___ Task material ___
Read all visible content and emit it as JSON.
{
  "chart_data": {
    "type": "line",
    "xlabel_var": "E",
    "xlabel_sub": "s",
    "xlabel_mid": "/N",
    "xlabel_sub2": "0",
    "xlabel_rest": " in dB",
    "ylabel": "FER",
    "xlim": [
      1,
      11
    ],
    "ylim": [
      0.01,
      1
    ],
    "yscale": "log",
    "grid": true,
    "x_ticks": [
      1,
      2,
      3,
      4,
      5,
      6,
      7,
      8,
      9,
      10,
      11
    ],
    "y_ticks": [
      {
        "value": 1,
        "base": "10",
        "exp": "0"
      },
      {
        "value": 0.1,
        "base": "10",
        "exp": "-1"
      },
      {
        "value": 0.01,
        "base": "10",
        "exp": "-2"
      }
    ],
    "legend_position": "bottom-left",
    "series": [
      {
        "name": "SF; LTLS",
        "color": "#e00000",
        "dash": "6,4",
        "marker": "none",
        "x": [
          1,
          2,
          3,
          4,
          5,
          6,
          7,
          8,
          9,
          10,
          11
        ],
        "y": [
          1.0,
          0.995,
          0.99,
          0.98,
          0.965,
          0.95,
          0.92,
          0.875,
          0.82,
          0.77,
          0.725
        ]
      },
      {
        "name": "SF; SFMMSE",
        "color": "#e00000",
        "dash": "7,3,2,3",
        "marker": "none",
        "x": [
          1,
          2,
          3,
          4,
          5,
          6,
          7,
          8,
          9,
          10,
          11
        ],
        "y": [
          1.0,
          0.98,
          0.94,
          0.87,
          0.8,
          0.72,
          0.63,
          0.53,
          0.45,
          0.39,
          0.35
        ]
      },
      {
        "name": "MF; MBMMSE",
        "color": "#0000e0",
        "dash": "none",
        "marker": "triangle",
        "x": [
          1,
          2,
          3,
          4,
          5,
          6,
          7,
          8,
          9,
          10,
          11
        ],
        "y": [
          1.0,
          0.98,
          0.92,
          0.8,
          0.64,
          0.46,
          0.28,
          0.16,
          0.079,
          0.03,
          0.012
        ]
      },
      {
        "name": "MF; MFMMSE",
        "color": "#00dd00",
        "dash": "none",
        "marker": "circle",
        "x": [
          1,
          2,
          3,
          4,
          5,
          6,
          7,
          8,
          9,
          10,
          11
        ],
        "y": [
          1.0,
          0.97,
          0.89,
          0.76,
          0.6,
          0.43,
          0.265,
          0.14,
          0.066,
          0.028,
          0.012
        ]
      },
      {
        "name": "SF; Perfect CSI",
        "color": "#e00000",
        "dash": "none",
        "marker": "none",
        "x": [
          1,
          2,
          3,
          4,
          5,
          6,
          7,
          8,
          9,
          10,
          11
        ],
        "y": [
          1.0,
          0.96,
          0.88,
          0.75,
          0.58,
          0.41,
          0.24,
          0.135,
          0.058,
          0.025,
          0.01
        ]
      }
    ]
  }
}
___
# What the exercise asks
Every entry above should be retyped exactly as shown.

# Written answer
Read all visible content and emit it as JSON.
{
  "chart_data": {
    "type": "line",
    "xlabel_var": "E",
    "xlabel_sub": "s",
    "xlabel_mid": "/N",
    "xlabel_sub2": "0",
    "xlabel_rest": " in dB",
    "ylabel": "FER",
    "xlim": [
      1,
      11
    ],
    "ylim": [
      0.01,
      1
    ],
    "yscale": "log",
    "grid": true,
    "x_ticks": [
      1,
      2,
      3,
      4,
      5,
      6,
      7,
      8,
      9,
      10,
      11
    ],
    "y_ticks": [
      {
        "value": 1,
        "base": "10",
        "exp": "0"
      },
      {
        "value": 0.1,
        "base": "10",
        "exp": "-1"
      },
      {
        "value": 0.01,
        "base": "10",
        "exp": "-2"
      }
    ],
    "legend_position": "bottom-left",
    "series": [
      {
        "name": "SF; LTLS",
        "color": "#e00000",
        "dash": "6,4",
        "marker": "none",
        "x": [
          1,
          2,
          3,
          4,
          5,
          6,
          7,
          8,
          9,
          10,
          11
        ],
        "y": [
          1.0,
          0.995,
          0.99,
          0.98,
          0.965,
          0.95,
          0.92,
          0.875,
          0.82,
          0.77,
          0.725
        ]
      },
      {
        "name": "SF; SFMMSE",
        "color": "#e00000",
        "dash": "7,3,2,3",
        "marker": "none",
        "x": [
          1,
          2,
          3,
          4,
          5,
          6,
          7,
          8,
          9,
          10,
          11
        ],
        "y": [
          1.0,
          0.98,
          0.94,
          0.87,
          0.8,
          0.72,
          0.63,
          0.53,
          0.45,
          0.39,
          0.35
        ]
      },
      {
        "name": "MF; MBMMSE",
        "color": "#0000e0",
        "dash": "none",
        "marker": "triangle",
        "x": [
          1,
          2,
          3,
          4,
          5,
          6,
          7,
          8,
          9,
          10,
          11
        ],
        "y": [
          1.0,
          0.98,
          0.92,
          0.8,
          0.64,
          0.46,
          0.28,
          0.16,
          0.079,
          0.03,
          0.012
        ]
      },
      {
        "name": "MF; MFMMSE",
        "color": "#00dd00",
        "dash": "none",
        "marker": "circle",
        "x": [
          1,
          2,
          3,
          4,
          5,
          6,
          7,
          8,
          9,
          10,
          11
        ],
        "y": [
          1.0,
          0.97,
          0.89,
          0.76,
          0.6,
          0.43,
          0.265,
          0.14,
          0.066,
          0.028,
          0.012
        ]
      },
      {
        "name": "SF; Perfect CSI",
        "color": "#e00000",
        "dash": "none",
        "marker": "none",
        "x": [
          1,
          2,
          3,
          4,
          5,
          6,
          7,
          8,
          9,
          10,
          11
        ],
        "y": [
          1.0,
          0.96,
          0.88,
          0.75,
          0.58,
          0.41,
          0.24,
          0.135,
          0.058,
          0.025,
          0.01
        ]
      }
    ]
  }
}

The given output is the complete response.